Reading passage ▸

^^^^^^^^

How can I Have a WPF EventTrigger on a View trigge

2020-01-26 07:08发布

问题:

Here's the scenario:

I have the following user control, the idea is that it's view model should be able to signal to the view that it needs to "Activate the Glow", thereby playing the Storyboard.

<UserControl x:Class="View.UnitView"  ... >
   ...
    <Storyboard x:Key="ActivateGlow">
       ...
    </Storyboard>
    ...
    <!-- INVALID BINDING! Not Dependancy Object-->
    <EventTrigger RoutedEvent="{Binding OnActivateGlow}"> 
       <BeginStoryboard Storyboard="{StaticResource ActivateGlow}"/>
    </EventTrigger>
</UserControl>

in the codebehind for UnitView, I have:

public event EventHandler ActivateGlow;

and as is pretty normal in MVVM, I have the following DataTemplate for UnitViewModel:

<DataTemplate DataType="{x:Type vm:UnitViewModel}">
    <vw:UnitView d:DesignWidth="150" d:DesignHeight="100" />
</DataTemplate>

The ulitmate question is, how can I set up something so that the viewmodel can fire the OnActivateGlow event?

回答1:

Update: Firoso, as mentioned in the comments you should be able to (I think - i.e. untested) be able to use the blend behavior components to cover your requirement.

In addition to downloading and installing the SDK. Get a copy of the expression blend samples library (you'll need to click on Downloads from the following link): Expression Blend samples

This library contains a prebuilt trigger called 'DataEventTrigger' which you can use to trigger actions in response to an event declared on your viewmodel.

^^^^^^^^

Dataset ▸

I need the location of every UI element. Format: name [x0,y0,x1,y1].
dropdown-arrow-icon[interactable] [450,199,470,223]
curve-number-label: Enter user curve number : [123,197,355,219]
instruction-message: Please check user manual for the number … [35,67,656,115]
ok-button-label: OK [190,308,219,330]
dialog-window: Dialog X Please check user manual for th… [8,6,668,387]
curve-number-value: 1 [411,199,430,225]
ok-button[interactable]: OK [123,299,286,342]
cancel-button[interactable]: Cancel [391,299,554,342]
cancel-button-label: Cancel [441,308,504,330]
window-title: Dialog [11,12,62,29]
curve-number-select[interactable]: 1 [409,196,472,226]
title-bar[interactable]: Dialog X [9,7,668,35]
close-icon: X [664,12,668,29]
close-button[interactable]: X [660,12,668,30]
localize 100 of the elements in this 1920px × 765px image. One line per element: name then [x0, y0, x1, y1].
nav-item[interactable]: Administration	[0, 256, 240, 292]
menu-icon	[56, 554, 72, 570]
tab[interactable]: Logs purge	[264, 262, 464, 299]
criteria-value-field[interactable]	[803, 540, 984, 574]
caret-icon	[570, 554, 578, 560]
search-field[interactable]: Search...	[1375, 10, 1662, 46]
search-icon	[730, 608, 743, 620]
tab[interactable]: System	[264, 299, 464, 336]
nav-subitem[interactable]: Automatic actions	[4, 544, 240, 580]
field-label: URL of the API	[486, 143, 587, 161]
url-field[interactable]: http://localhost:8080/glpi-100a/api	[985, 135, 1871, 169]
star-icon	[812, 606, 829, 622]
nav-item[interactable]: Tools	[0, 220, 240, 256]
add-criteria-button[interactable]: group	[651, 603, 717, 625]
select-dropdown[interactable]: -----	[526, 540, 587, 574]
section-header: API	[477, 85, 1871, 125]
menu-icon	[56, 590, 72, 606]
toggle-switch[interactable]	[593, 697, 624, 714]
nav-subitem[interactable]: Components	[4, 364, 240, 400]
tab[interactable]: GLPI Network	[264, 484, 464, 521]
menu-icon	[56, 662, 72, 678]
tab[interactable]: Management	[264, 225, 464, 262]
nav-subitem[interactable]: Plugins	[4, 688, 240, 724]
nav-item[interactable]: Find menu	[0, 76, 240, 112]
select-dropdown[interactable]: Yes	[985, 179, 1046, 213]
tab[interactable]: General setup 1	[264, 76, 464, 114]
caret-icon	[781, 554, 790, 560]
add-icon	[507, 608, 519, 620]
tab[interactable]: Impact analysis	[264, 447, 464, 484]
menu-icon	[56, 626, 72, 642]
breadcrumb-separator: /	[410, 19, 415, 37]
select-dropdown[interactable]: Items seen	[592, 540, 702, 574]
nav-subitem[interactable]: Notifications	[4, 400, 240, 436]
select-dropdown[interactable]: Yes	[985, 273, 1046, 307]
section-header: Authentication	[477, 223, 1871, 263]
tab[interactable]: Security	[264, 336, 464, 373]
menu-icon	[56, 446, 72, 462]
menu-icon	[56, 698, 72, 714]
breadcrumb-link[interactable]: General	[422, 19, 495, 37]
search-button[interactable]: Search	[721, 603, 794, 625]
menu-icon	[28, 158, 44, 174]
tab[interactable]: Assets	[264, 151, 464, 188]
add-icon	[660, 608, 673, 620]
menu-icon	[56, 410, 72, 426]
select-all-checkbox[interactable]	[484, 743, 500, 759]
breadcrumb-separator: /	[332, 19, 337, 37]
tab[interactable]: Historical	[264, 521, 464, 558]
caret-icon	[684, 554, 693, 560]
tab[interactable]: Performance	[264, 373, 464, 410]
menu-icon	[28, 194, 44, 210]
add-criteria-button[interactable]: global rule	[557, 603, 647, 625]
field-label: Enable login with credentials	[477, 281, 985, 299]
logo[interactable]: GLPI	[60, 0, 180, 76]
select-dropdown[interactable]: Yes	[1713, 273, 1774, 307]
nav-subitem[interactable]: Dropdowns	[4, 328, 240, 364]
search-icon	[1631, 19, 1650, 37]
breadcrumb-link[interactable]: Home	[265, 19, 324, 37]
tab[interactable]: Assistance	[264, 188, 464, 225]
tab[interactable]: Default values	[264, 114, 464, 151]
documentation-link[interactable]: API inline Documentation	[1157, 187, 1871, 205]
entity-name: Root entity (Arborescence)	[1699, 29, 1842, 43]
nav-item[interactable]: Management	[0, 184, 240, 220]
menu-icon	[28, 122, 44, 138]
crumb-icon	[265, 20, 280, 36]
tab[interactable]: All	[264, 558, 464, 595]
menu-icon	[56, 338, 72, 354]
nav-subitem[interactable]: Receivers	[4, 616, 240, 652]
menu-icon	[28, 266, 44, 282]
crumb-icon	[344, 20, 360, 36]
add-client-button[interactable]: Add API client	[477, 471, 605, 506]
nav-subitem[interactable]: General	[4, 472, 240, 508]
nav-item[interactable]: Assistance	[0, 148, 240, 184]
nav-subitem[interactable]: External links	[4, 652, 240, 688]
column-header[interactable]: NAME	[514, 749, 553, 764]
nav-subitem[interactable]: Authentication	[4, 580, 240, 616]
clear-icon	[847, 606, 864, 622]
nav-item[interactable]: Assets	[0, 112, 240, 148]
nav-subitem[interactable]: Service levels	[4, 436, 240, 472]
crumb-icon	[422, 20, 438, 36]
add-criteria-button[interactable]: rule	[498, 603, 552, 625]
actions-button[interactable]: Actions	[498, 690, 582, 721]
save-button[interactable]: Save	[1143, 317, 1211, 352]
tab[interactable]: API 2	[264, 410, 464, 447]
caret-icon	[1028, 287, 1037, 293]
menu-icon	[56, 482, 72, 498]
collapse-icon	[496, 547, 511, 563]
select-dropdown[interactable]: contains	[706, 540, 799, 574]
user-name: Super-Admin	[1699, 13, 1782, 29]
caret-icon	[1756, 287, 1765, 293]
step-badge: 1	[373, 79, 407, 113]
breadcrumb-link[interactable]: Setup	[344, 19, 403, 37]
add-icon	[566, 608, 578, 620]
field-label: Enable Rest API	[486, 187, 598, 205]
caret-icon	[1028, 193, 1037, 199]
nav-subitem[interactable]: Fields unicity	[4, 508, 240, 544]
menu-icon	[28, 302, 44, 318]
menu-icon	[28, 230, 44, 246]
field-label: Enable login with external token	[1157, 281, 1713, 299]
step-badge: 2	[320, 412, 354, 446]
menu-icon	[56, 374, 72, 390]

^^^^^^^^

Activities ▸
A) According to the text about the WPF EventTrigger, what is the prebuilt trigger in the Expression Blend samples library called?
B) Pick up the text about the WPF EventTrigger after its last sentence and carry it on.
The entries have nothing to do with what you're asked to do here.

Task-by-task results ▸
A) It is called 'DataEventTrigger'.

B)
The blend SDK already has (from what I can tell) the other piece of the puzzle - it already includes an action which allows you to control storyboards. The name of this action is 'ControlStoryboardAction'.

You should end up with some xaml which looks like this:

    <i:Interaction.Triggers>
        <samples:DataEventTrigger EventName="YourEvent">
            <im:ControlStoryboardAction Storyboard="{StaticResource Storyboard1}" 
                   ControlStoryboardOption="Play"/>
        </samples:DataEventTrigger>
    </i:Interaction.Triggers>

Replace 'YourEvent' with the name of the event you have defined on your viewmodel, and replace 'Storyboard1' with the name of your storyboard. Of course the names will have to match exactly.

Here are the xaml namespace definitions used:

xmlns:i="clr-namespace:System.Windows.Interactivity;assembly=System.Windows.Interactivity" 
xmlns:im="clr-namespace:Microsoft.Expression.Interactivity.Media;assembly=Microsoft.Expression.Interactions"
xmlns:samples="clr-namespace:Expression.Samples.Interactivity;assembly=Expression.Samples.Interactivity"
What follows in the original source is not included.